### EXERCISE INPUT
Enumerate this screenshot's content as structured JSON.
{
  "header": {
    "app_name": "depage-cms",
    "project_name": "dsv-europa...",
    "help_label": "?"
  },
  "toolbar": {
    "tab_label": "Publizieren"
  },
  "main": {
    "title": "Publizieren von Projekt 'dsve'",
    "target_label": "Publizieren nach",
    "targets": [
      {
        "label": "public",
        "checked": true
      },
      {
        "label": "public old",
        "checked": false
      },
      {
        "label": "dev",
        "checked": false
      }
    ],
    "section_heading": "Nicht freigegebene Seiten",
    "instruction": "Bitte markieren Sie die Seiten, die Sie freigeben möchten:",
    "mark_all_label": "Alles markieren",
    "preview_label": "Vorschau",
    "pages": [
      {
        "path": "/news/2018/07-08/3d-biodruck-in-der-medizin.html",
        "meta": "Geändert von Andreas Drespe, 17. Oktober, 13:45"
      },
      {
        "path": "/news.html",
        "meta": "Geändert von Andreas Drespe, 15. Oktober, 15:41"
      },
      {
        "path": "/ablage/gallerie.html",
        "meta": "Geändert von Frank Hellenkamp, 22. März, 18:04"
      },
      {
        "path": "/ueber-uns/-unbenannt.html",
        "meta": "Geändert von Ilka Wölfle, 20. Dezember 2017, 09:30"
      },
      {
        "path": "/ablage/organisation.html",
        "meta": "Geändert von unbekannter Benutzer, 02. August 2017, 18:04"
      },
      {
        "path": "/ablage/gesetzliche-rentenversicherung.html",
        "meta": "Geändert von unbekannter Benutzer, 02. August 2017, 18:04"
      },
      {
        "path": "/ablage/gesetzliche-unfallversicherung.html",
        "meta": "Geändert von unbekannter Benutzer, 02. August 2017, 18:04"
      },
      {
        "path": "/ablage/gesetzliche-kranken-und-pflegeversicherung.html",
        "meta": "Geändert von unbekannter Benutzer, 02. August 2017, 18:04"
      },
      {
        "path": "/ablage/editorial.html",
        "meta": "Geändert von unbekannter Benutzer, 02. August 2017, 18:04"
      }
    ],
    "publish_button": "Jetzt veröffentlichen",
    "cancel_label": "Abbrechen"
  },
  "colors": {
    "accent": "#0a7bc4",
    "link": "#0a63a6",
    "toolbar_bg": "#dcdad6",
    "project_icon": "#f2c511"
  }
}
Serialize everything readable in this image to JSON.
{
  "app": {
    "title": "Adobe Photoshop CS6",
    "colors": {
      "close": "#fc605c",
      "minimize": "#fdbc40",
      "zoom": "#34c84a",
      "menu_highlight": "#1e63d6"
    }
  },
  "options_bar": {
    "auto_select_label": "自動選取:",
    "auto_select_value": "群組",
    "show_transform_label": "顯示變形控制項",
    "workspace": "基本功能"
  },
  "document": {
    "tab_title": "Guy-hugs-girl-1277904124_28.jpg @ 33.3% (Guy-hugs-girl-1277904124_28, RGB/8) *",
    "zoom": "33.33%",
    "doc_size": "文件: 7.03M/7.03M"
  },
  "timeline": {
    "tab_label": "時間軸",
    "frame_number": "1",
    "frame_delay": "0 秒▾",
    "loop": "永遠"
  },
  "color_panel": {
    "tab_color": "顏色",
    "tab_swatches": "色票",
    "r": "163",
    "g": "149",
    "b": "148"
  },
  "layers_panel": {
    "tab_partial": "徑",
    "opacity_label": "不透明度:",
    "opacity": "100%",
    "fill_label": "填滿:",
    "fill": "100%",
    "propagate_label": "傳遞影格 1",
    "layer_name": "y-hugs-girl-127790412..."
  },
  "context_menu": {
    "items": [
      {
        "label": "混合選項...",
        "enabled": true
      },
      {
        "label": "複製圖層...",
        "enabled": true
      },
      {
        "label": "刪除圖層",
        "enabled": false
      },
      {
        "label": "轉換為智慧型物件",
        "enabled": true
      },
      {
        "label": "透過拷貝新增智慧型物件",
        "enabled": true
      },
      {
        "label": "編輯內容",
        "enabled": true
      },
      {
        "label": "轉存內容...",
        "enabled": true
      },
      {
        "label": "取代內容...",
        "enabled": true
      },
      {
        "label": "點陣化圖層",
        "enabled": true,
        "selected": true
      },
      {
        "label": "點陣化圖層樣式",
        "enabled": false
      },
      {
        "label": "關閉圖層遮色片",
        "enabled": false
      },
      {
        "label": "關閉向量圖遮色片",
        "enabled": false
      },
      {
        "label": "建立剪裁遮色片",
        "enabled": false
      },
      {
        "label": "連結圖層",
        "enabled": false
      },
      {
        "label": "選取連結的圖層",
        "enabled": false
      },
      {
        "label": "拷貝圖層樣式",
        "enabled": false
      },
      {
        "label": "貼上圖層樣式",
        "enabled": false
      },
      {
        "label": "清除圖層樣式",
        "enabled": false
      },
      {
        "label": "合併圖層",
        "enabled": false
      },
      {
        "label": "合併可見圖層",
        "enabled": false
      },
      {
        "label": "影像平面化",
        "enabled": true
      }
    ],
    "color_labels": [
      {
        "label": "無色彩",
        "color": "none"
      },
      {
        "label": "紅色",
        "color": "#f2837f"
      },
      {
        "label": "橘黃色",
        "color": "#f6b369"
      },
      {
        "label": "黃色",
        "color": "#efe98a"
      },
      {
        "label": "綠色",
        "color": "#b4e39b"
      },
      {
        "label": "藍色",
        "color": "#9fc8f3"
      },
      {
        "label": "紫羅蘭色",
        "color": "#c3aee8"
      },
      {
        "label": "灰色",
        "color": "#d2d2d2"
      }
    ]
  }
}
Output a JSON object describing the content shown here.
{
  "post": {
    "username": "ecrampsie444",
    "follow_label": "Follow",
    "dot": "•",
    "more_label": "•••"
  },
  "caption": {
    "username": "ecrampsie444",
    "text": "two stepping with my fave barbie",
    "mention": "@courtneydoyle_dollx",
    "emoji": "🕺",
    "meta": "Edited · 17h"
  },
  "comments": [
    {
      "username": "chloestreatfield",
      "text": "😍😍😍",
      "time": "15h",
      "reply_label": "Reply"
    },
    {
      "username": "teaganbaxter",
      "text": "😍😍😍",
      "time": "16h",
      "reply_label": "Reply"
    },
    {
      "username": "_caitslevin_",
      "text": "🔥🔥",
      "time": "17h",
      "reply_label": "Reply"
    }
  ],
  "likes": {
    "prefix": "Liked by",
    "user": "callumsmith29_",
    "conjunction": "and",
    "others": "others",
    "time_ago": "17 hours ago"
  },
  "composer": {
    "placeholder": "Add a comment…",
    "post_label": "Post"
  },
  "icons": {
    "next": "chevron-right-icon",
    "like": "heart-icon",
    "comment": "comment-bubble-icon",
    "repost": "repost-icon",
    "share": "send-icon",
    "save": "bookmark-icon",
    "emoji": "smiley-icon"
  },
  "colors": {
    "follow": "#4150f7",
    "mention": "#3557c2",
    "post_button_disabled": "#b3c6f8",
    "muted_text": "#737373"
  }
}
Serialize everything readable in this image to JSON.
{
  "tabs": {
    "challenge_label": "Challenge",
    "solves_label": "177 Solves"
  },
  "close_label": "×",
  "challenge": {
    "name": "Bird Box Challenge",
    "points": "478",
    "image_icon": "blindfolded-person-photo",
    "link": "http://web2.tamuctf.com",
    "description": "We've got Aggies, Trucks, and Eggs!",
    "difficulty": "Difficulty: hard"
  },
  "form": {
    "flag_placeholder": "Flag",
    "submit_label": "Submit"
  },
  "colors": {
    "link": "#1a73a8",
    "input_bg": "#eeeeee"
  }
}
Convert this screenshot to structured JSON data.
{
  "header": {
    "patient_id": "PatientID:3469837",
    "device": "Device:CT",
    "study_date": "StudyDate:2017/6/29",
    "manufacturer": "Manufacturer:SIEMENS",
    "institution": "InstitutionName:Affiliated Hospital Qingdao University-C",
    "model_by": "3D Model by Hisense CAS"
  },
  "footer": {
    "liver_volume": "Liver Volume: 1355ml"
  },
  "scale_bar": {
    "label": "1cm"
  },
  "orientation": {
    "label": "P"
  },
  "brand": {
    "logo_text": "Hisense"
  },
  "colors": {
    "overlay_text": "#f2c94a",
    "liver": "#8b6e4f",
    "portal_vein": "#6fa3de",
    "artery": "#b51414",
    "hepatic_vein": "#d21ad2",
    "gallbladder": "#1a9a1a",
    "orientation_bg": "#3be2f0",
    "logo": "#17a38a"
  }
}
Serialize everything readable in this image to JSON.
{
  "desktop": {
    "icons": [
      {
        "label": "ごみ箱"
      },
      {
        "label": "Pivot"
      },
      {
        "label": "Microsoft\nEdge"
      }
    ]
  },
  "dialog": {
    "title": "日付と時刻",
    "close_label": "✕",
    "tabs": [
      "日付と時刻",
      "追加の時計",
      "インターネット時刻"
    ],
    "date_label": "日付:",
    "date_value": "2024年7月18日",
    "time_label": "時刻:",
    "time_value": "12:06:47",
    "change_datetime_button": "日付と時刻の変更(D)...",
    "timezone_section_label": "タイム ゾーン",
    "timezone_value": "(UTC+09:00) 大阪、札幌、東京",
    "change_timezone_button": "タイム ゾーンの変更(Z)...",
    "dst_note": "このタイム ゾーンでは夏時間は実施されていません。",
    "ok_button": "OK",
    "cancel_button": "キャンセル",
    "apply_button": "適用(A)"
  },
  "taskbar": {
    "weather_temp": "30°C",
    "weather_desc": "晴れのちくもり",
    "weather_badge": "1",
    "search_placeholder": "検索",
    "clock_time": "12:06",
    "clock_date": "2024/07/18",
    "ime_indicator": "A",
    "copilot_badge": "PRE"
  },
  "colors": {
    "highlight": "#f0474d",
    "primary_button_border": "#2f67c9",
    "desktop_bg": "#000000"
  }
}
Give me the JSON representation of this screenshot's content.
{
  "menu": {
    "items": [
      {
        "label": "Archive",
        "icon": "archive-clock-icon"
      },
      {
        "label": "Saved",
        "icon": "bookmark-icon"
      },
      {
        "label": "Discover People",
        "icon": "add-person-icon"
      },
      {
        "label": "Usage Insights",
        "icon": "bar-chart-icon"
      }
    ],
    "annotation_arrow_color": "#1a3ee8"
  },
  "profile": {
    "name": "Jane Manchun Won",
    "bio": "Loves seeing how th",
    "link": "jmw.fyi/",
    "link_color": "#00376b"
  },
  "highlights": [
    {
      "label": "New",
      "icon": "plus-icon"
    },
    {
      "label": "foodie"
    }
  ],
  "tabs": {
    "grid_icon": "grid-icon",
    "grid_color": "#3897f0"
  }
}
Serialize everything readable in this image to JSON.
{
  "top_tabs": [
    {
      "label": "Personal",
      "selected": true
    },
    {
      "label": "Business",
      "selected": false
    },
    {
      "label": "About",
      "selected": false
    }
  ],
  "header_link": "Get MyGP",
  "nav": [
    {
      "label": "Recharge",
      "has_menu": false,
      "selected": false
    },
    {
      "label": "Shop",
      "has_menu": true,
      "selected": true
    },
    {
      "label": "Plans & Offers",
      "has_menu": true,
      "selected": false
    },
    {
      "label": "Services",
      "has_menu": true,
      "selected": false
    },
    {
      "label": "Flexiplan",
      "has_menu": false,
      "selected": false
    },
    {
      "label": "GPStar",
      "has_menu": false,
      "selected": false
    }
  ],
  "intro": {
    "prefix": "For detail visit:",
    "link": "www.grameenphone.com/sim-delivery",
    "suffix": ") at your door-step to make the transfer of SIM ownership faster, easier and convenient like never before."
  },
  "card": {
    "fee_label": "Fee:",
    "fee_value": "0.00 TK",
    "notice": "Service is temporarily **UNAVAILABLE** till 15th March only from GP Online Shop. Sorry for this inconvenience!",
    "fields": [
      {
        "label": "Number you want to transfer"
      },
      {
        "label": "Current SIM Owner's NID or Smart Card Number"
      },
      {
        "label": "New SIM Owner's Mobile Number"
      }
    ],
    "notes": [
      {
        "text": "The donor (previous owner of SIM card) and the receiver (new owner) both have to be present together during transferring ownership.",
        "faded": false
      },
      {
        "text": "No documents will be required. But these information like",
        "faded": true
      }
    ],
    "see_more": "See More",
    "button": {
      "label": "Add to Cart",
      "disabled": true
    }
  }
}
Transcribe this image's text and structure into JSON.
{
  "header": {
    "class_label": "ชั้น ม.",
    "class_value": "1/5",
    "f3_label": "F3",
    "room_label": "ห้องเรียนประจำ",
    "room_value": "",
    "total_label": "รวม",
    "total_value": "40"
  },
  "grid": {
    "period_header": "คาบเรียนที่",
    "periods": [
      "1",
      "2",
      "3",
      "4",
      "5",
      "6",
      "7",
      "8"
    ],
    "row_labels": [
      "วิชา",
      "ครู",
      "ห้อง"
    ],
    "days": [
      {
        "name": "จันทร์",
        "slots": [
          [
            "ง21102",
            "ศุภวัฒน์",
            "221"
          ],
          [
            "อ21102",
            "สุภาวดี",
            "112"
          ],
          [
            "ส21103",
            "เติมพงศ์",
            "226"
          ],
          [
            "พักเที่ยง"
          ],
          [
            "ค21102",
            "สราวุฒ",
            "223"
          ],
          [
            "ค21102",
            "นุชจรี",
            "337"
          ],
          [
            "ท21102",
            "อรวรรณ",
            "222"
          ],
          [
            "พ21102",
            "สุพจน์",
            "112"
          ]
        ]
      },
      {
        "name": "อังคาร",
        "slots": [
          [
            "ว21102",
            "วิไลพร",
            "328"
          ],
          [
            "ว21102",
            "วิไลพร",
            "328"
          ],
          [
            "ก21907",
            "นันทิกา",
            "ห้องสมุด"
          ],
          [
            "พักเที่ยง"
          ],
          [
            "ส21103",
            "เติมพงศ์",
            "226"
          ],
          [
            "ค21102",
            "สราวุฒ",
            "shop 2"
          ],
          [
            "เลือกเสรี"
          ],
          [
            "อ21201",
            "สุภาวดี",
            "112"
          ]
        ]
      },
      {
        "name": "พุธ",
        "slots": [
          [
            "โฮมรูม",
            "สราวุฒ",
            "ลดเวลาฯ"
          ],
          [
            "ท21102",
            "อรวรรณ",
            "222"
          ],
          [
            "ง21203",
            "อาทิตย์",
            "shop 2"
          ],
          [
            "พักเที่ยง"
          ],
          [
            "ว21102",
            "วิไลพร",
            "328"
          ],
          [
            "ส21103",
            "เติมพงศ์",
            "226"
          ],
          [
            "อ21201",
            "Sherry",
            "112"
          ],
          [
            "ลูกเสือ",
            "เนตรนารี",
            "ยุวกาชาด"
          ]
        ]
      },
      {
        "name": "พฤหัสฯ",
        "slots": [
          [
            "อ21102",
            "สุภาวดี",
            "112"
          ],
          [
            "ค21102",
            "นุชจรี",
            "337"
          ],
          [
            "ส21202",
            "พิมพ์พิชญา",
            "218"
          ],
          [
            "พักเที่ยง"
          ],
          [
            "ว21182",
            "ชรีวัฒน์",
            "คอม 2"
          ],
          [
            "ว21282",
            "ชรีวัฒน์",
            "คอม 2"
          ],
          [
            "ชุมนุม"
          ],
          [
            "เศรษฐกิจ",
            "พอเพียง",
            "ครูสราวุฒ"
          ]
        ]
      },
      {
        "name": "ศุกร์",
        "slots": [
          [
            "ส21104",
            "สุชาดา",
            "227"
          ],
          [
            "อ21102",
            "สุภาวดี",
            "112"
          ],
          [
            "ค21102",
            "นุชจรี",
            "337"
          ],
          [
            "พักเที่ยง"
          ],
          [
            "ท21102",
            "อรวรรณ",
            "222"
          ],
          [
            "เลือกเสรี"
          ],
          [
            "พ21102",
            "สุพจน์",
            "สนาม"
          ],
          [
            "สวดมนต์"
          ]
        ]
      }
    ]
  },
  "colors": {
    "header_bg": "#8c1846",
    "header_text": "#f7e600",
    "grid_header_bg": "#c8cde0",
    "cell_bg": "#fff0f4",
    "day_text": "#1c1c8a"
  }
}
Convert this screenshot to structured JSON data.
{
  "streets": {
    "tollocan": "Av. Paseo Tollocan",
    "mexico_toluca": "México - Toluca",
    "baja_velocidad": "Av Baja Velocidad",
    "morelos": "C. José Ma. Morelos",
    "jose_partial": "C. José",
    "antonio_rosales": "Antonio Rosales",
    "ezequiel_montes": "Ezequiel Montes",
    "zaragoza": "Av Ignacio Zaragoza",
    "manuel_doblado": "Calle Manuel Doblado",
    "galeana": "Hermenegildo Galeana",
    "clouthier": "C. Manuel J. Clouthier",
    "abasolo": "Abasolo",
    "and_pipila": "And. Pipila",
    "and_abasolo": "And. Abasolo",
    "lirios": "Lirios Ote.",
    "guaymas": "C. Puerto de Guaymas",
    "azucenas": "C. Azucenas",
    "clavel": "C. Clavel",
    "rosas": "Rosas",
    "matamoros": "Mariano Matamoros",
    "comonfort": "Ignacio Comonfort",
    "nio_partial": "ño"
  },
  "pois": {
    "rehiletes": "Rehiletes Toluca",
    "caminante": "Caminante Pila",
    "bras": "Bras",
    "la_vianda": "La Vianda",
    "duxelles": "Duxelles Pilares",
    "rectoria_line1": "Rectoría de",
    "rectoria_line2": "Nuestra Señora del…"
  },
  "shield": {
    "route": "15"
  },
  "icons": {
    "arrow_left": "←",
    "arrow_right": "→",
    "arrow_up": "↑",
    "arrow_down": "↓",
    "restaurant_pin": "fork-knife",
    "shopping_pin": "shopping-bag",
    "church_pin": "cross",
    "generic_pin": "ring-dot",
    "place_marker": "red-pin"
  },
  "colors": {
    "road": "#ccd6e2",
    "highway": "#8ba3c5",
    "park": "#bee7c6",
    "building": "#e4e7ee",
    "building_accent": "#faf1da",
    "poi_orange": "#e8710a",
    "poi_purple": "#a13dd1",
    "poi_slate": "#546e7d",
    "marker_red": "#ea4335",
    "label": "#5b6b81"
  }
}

### TASK STATEMENT
Report all lines of the data that include the word "Toluca".

### EXERCISE RESPONSE
    "mexico_toluca": "México - Toluca",
    "rehiletes": "Rehiletes Toluca",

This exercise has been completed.